A block of data

======

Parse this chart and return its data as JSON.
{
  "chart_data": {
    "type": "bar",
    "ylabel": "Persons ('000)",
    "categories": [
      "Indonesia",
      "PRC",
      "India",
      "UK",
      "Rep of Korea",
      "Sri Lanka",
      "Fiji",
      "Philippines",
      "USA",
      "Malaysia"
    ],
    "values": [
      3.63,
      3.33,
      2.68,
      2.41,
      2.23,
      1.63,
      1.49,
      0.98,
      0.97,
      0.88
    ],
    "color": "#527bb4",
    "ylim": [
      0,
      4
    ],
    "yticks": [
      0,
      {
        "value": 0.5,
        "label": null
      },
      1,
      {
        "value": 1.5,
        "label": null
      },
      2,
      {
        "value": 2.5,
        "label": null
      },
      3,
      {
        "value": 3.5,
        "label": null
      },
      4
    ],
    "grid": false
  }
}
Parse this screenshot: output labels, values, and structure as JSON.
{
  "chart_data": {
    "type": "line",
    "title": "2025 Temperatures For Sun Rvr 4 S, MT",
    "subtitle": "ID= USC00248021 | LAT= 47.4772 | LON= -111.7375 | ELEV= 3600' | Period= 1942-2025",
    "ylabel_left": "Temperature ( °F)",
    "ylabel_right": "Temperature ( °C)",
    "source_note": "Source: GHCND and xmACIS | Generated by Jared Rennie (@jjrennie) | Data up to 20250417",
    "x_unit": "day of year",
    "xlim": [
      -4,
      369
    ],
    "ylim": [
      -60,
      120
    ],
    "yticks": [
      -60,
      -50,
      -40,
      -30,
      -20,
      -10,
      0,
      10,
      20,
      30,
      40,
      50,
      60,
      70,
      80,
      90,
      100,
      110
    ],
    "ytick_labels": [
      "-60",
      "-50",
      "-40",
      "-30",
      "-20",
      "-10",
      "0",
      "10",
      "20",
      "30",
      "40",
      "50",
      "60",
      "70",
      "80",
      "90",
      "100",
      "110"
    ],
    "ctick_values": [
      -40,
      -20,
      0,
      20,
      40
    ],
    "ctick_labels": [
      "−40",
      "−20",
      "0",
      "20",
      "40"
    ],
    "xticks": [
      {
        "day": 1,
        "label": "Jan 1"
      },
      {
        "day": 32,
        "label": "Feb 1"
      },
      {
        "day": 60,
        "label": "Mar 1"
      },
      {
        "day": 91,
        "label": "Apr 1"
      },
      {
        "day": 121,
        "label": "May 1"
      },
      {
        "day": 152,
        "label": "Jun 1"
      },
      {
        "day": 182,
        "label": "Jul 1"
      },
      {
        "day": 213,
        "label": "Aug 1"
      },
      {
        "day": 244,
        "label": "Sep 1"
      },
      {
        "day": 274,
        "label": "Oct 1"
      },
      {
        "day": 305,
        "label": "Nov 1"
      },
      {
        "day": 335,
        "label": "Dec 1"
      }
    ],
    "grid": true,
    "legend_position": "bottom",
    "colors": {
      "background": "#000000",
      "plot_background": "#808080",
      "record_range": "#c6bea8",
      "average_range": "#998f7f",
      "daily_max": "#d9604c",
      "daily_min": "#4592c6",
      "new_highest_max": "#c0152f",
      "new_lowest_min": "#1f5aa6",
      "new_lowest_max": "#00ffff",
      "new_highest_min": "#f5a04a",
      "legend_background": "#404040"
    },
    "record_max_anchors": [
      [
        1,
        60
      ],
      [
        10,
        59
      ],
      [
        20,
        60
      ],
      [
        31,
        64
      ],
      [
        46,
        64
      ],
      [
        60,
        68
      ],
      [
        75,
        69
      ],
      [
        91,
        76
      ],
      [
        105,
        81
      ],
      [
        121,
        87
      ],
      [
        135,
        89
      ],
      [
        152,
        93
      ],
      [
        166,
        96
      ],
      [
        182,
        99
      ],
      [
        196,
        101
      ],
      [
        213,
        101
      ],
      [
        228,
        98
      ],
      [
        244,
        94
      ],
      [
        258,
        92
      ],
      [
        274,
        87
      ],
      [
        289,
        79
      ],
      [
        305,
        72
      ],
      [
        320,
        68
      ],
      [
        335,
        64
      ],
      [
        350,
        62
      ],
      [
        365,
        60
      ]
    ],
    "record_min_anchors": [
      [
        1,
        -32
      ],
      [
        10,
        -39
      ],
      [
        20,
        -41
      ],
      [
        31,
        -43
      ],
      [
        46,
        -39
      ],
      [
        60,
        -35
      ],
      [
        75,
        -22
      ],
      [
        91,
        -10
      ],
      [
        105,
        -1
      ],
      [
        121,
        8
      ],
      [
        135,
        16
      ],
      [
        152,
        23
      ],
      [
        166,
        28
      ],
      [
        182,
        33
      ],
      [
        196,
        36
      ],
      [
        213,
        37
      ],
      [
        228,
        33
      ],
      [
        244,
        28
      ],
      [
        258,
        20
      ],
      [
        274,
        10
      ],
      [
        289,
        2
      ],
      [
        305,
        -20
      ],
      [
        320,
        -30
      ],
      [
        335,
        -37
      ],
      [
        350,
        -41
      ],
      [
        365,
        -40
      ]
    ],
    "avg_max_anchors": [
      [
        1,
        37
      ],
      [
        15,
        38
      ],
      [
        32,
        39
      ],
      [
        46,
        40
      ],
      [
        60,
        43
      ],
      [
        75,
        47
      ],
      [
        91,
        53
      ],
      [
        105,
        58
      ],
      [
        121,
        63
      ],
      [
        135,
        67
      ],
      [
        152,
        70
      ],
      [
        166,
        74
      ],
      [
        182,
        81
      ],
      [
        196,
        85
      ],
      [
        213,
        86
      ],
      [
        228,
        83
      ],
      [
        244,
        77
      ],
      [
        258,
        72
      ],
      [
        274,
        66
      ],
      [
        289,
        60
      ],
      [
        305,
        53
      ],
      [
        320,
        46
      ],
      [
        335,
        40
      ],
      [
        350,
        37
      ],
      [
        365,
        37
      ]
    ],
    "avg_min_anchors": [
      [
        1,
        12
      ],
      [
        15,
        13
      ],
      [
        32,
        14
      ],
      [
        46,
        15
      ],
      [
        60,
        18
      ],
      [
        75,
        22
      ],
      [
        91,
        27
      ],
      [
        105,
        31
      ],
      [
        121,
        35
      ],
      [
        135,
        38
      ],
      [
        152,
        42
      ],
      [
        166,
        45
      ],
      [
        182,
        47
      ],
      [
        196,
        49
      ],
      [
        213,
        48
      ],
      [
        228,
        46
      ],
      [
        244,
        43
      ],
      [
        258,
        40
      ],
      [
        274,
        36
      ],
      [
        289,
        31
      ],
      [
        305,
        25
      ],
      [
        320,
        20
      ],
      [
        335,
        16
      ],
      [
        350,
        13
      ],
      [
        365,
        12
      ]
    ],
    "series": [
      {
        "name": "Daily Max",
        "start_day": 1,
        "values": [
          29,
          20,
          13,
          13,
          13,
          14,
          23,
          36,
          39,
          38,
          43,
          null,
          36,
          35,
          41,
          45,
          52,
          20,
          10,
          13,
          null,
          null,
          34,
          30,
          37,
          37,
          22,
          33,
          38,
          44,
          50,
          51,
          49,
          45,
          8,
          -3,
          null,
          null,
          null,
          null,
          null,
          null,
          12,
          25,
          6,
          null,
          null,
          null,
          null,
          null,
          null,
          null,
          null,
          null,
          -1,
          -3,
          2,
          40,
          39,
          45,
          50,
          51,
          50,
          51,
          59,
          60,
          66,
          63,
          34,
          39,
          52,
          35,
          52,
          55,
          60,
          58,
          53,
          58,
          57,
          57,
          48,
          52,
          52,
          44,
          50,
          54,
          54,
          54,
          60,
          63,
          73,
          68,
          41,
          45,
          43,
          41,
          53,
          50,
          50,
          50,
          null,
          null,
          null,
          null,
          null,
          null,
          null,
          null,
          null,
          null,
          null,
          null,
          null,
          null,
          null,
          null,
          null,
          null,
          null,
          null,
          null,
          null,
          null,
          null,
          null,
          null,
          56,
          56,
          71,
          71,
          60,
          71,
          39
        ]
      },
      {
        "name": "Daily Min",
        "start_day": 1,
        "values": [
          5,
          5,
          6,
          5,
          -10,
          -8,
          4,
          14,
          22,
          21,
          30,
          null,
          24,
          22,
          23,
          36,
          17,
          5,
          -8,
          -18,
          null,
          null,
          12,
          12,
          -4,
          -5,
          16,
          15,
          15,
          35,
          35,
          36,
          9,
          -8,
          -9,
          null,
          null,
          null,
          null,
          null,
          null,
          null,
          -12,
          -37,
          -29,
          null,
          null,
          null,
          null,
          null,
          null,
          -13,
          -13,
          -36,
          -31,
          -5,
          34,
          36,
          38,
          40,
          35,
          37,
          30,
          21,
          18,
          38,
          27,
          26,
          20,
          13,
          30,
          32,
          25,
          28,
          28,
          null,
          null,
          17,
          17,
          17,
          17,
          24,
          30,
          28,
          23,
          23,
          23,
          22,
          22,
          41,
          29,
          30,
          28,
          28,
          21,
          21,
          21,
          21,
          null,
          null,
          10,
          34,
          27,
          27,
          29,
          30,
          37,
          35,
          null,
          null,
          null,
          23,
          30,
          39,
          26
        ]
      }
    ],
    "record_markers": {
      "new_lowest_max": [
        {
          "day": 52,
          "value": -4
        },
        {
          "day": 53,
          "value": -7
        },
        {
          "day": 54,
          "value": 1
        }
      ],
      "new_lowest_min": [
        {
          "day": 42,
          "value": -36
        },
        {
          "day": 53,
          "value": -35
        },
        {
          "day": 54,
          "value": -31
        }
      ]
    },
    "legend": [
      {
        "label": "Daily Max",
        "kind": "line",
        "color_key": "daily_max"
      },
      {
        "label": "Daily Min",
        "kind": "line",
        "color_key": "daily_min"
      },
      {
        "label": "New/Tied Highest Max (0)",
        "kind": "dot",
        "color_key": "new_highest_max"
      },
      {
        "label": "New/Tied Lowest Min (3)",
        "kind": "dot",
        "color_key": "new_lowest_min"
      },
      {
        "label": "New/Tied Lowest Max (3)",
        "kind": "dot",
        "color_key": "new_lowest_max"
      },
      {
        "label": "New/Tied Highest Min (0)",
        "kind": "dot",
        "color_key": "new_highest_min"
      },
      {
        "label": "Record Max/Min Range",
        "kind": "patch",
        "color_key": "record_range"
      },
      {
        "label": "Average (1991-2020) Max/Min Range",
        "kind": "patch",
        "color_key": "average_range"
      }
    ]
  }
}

======

● EXERCISE REQUIREMENTS:
Gather from the entries above all lines that include the string "Parse".

● RIGHT ANSWER:
Parse this chart and return its data as JSON.
Parse this screenshot: output labels, values, and structure as JSON.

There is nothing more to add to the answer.